### Task to carry out
For each line that holds "RING", copy the line out.

### Material for this exercise
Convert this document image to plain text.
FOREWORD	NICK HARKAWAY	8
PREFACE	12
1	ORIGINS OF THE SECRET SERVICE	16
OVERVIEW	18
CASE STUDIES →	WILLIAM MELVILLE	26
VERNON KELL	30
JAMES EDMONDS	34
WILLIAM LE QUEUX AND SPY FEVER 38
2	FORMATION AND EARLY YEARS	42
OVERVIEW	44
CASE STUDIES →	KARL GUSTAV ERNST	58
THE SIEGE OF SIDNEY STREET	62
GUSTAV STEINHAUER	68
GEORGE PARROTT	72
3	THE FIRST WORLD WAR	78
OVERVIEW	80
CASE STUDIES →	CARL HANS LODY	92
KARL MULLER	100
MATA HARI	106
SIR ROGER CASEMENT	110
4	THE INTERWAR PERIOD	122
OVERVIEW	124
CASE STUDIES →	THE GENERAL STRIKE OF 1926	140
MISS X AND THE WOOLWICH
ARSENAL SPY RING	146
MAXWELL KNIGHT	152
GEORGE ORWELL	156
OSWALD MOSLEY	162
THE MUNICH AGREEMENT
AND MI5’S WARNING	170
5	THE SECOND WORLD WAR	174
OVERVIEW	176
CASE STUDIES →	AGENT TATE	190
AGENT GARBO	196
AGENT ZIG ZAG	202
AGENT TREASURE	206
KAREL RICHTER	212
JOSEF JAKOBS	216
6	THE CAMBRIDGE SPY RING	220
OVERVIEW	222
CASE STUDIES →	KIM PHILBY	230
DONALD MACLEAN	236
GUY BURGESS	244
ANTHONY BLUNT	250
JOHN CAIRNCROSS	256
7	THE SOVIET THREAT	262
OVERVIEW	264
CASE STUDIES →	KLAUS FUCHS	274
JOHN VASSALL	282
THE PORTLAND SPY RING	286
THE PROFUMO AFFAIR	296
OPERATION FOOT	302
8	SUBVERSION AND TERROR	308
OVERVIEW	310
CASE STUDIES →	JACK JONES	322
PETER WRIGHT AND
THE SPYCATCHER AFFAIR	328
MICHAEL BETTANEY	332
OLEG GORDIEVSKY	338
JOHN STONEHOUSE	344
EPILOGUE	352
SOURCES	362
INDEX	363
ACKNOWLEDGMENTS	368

### Exercise result
ARSENAL SPY RING	146
6	THE CAMBRIDGE SPY RING	220
THE PORTLAND SPY RING	286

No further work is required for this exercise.